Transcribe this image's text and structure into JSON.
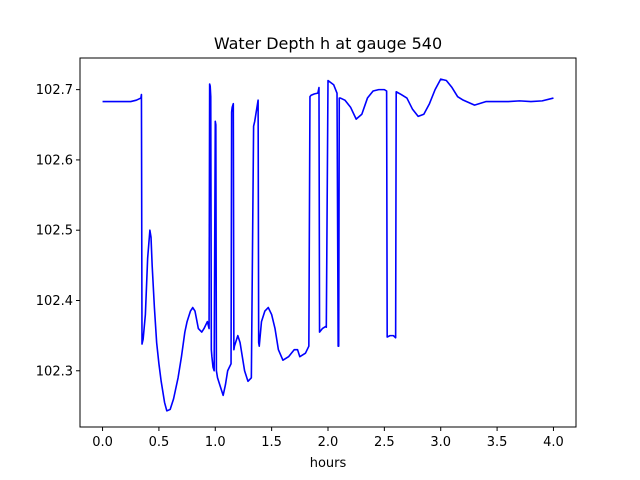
{
  "chart_data": {
    "type": "line",
    "title": "Water Depth h at gauge 540",
    "xlabel": "hours",
    "ylabel": "",
    "xlim": [
      -0.2,
      4.2
    ],
    "ylim": [
      102.22,
      102.745
    ],
    "xticks": [
      0.0,
      0.5,
      1.0,
      1.5,
      2.0,
      2.5,
      3.0,
      3.5,
      4.0
    ],
    "xtick_labels": [
      "0.0",
      "0.5",
      "1.0",
      "1.5",
      "2.0",
      "2.5",
      "3.0",
      "3.5",
      "4.0"
    ],
    "yticks": [
      102.3,
      102.4,
      102.5,
      102.6,
      102.7
    ],
    "ytick_labels": [
      "102.3",
      "102.4",
      "102.5",
      "102.6",
      "102.7"
    ],
    "grid": false,
    "series": [
      {
        "color": "#0000ff",
        "x": [
          0.0,
          0.1,
          0.2,
          0.25,
          0.3,
          0.34,
          0.345,
          0.35,
          0.36,
          0.38,
          0.4,
          0.42,
          0.43,
          0.44,
          0.46,
          0.48,
          0.5,
          0.52,
          0.55,
          0.57,
          0.6,
          0.63,
          0.67,
          0.7,
          0.73,
          0.75,
          0.78,
          0.8,
          0.82,
          0.85,
          0.88,
          0.9,
          0.93,
          0.945,
          0.95,
          0.955,
          0.96,
          0.965,
          0.97,
          0.98,
          0.99,
          1.0,
          1.005,
          1.01,
          1.02,
          1.04,
          1.07,
          1.09,
          1.11,
          1.14,
          1.145,
          1.15,
          1.16,
          1.165,
          1.17,
          1.2,
          1.22,
          1.24,
          1.26,
          1.29,
          1.32,
          1.34,
          1.35,
          1.36,
          1.38,
          1.385,
          1.39,
          1.41,
          1.44,
          1.47,
          1.5,
          1.53,
          1.56,
          1.6,
          1.65,
          1.7,
          1.73,
          1.75,
          1.8,
          1.83,
          1.84,
          1.85,
          1.88,
          1.91,
          1.92,
          1.925,
          1.95,
          1.98,
          1.985,
          2.0,
          2.05,
          2.08,
          2.09,
          2.095,
          2.1,
          2.105,
          2.11,
          2.15,
          2.2,
          2.25,
          2.3,
          2.35,
          2.4,
          2.45,
          2.5,
          2.52,
          2.525,
          2.55,
          2.58,
          2.6,
          2.605,
          2.65,
          2.7,
          2.75,
          2.8,
          2.85,
          2.9,
          2.95,
          3.0,
          3.05,
          3.1,
          3.15,
          3.2,
          3.3,
          3.4,
          3.5,
          3.6,
          3.7,
          3.8,
          3.9,
          4.0
        ],
        "y": [
          102.683,
          102.683,
          102.683,
          102.683,
          102.685,
          102.688,
          102.693,
          102.338,
          102.345,
          102.38,
          102.46,
          102.5,
          102.49,
          102.45,
          102.39,
          102.34,
          102.31,
          102.285,
          102.255,
          102.243,
          102.245,
          102.26,
          102.29,
          102.32,
          102.355,
          102.37,
          102.385,
          102.39,
          102.385,
          102.36,
          102.355,
          102.36,
          102.37,
          102.36,
          102.708,
          102.705,
          102.69,
          102.33,
          102.32,
          102.305,
          102.3,
          102.655,
          102.65,
          102.3,
          102.29,
          102.28,
          102.265,
          102.28,
          102.3,
          102.31,
          102.668,
          102.675,
          102.68,
          102.33,
          102.335,
          102.35,
          102.34,
          102.32,
          102.3,
          102.285,
          102.29,
          102.648,
          102.655,
          102.665,
          102.685,
          102.34,
          102.335,
          102.37,
          102.385,
          102.39,
          102.38,
          102.36,
          102.33,
          102.315,
          102.32,
          102.33,
          102.33,
          102.32,
          102.325,
          102.335,
          102.69,
          102.692,
          102.694,
          102.695,
          102.703,
          102.355,
          102.36,
          102.363,
          102.362,
          102.713,
          102.707,
          102.695,
          102.335,
          102.335,
          102.688,
          102.688,
          102.688,
          102.685,
          102.675,
          102.658,
          102.665,
          102.688,
          102.698,
          102.7,
          102.7,
          102.698,
          102.348,
          102.35,
          102.35,
          102.347,
          102.697,
          102.693,
          102.688,
          102.672,
          102.662,
          102.665,
          102.68,
          102.7,
          102.715,
          102.713,
          102.703,
          102.69,
          102.685,
          102.678,
          102.683,
          102.683,
          102.683,
          102.684,
          102.683,
          102.684,
          102.688
        ]
      }
    ]
  }
}
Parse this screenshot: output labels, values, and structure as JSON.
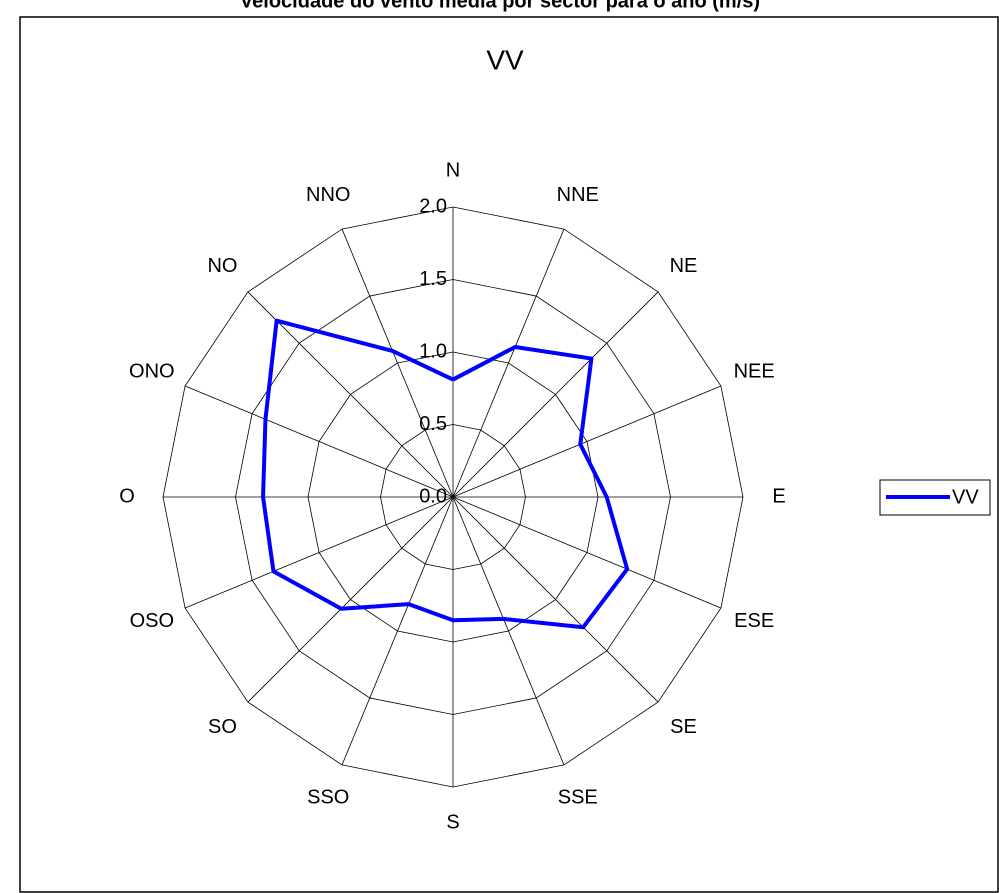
{
  "chart_data": {
    "type": "radar",
    "page_title": "Velocidade do vento média por sector para o ano (m/s)",
    "title": "VV",
    "categories": [
      "N",
      "NNE",
      "NE",
      "NEE",
      "E",
      "ESE",
      "SE",
      "SSE",
      "S",
      "SSO",
      "SO",
      "OSO",
      "O",
      "ONO",
      "NO",
      "NNO"
    ],
    "series": [
      {
        "name": "VV",
        "color": "#0000ff",
        "values": [
          0.81,
          1.12,
          1.35,
          0.95,
          1.06,
          1.3,
          1.27,
          0.91,
          0.85,
          0.8,
          1.09,
          1.34,
          1.31,
          1.4,
          1.72,
          1.09
        ]
      }
    ],
    "ylim": [
      0,
      2
    ],
    "yticks": [
      {
        "value": 0,
        "label": "0.0"
      },
      0.5,
      {
        "value": 1,
        "label": "1.0"
      },
      1.5,
      {
        "value": 2,
        "label": "2.0"
      }
    ],
    "grid": true,
    "legend": "right"
  }
}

-=-=-=-=-

| WHAT YOU WILL DO |
Copy out each line of the material that holds the word "JSON".

| COMPLETE RESPONSE |
Transcribe this image's text and structure into JSON.
Parse this screenshot: output labels, values, and structure as JSON.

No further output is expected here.